EXERCISE AIM: Output every entry exactly as written, but omit the pictures.

- - -

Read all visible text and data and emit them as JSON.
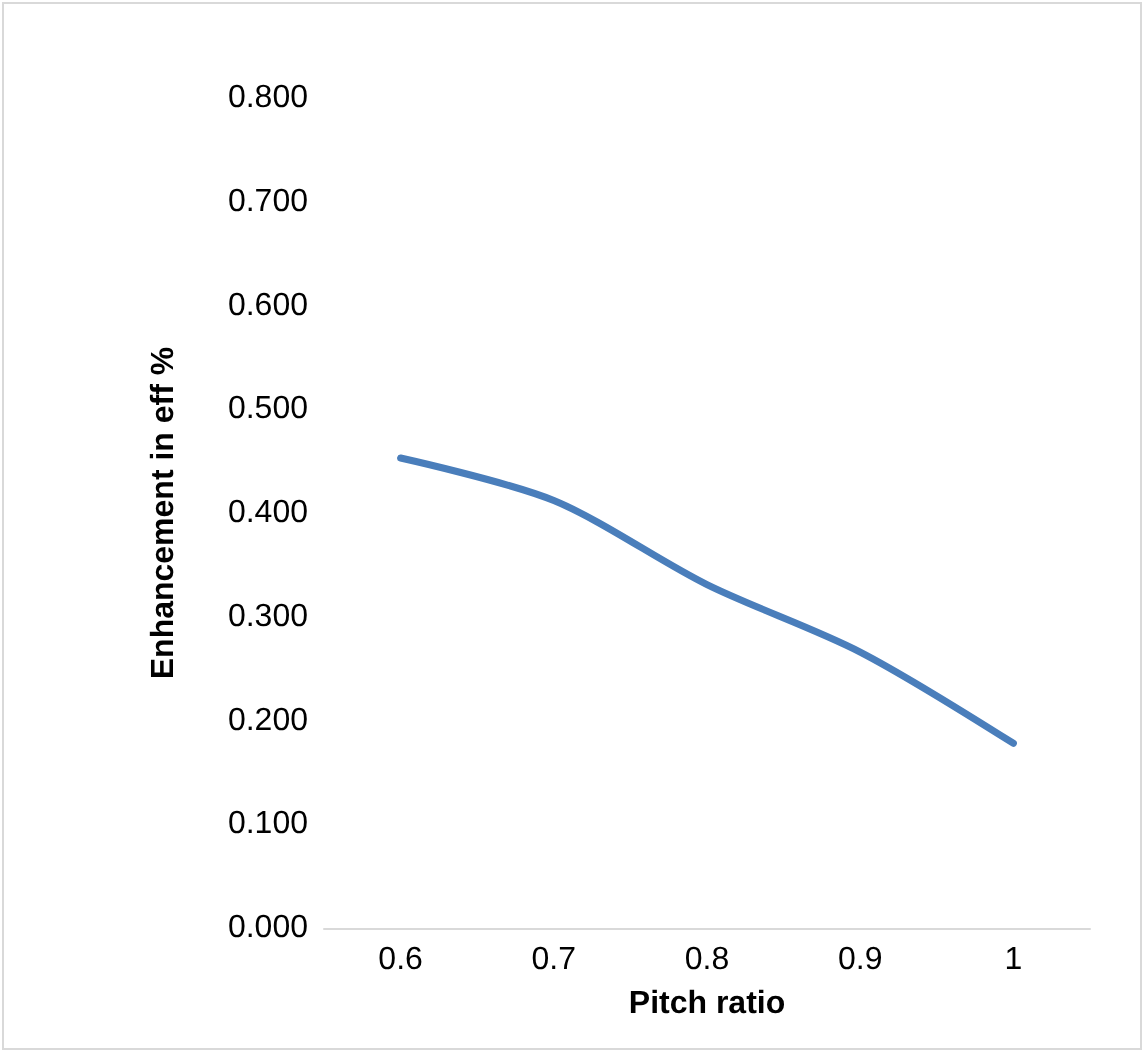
{
  "chart_data": {
    "type": "line",
    "xlabel": "Pitch ratio",
    "ylabel": "Enhancement in eff %",
    "categories": [
      "0.6",
      "0.7",
      "0.8",
      "0.9",
      "1"
    ],
    "series": [
      {
        "color": "#4a7ebb",
        "values": [
          0.453,
          0.412,
          0.331,
          0.266,
          0.178
        ]
      }
    ],
    "ylim": [
      0,
      0.8
    ],
    "yticks": [
      {
        "value": 0,
        "label": "0.000"
      },
      {
        "value": 0.1,
        "label": "0.100"
      },
      {
        "value": 0.2,
        "label": "0.200"
      },
      {
        "value": 0.3,
        "label": "0.300"
      },
      {
        "value": 0.4,
        "label": "0.400"
      },
      {
        "value": 0.5,
        "label": "0.500"
      },
      {
        "value": 0.6,
        "label": "0.600"
      },
      {
        "value": 0.7,
        "label": "0.700"
      },
      {
        "value": 0.8,
        "label": "0.800"
      }
    ],
    "marker": "none",
    "line_style": "solid"
  }
}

- - -

EXERCISE RESULT:
Read all visible text and data and emit them as JSON.
{
  "chart_data": {
    "type": "line",
    "xlabel": "Pitch ratio",
    "ylabel": "Enhancement in eff %",
    "categories": [
      "0.6",
      "0.7",
      "0.8",
      "0.9",
      "1"
    ],
    "series": [
      {
        "color": "#4a7ebb",
        "values": [
          0.453,
          0.412,
          0.331,
          0.266,
          0.178
        ]
      }
    ],
    "ylim": [
      0,
      0.8
    ],
    "yticks": [
      {
        "value": 0,
        "label": "0.000"
      },
      {
        "value": 0.1,
        "label": "0.100"
      },
      {
        "value": 0.2,
        "label": "0.200"
      },
      {
        "value": 0.3,
        "label": "0.300"
      },
      {
        "value": 0.4,
        "label": "0.400"
      },
      {
        "value": 0.5,
        "label": "0.500"
      },
      {
        "value": 0.6,
        "label": "0.600"
      },
      {
        "value": 0.7,
        "label": "0.700"
      },
      {
        "value": 0.8,
        "label": "0.800"
      }
    ],
    "marker": "none",
    "line_style": "solid"
  }
}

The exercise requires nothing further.